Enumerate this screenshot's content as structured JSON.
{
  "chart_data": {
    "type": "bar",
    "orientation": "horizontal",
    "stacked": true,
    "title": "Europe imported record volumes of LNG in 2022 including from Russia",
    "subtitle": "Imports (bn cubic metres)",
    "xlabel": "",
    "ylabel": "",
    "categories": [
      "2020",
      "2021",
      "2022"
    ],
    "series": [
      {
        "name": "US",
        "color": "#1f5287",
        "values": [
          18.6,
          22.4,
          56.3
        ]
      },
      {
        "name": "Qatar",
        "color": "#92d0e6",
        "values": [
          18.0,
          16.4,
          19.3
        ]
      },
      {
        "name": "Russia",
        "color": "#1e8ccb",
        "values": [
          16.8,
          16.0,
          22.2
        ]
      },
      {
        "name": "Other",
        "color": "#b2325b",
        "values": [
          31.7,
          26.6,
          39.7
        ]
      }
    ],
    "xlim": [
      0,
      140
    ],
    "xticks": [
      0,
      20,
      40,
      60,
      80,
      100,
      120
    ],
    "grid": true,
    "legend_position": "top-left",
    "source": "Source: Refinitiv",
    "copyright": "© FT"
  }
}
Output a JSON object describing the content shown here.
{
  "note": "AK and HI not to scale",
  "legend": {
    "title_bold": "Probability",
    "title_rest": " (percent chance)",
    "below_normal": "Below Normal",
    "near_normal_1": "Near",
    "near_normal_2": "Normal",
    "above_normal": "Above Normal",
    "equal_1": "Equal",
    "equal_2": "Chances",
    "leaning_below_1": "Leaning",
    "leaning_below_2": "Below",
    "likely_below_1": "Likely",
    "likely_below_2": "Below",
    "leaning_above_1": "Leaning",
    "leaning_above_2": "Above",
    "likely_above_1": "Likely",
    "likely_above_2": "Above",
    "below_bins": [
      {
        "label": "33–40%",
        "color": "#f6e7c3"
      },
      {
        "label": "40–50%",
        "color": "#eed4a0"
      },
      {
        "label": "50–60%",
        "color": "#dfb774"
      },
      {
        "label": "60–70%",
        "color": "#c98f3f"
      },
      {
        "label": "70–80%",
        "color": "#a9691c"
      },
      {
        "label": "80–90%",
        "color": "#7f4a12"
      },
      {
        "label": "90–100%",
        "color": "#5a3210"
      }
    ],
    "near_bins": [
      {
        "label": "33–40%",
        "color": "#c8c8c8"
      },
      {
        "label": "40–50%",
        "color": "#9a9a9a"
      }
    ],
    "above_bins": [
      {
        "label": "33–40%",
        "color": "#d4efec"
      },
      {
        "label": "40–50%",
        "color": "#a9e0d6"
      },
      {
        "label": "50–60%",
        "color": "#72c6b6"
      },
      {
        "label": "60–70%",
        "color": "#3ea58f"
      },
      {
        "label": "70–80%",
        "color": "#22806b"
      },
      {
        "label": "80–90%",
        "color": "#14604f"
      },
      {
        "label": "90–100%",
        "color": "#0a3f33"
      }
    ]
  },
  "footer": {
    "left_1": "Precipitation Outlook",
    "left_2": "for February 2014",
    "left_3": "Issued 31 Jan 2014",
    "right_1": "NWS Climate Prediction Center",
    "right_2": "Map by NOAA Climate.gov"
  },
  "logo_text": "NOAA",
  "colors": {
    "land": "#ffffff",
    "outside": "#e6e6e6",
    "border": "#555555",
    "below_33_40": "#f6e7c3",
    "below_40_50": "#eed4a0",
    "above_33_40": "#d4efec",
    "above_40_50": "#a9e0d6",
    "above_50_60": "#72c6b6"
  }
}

════════════════

THE TASK: Report the number of lines in the entries above that include the string "JSON". Give nothing but the number.

REPLY: 2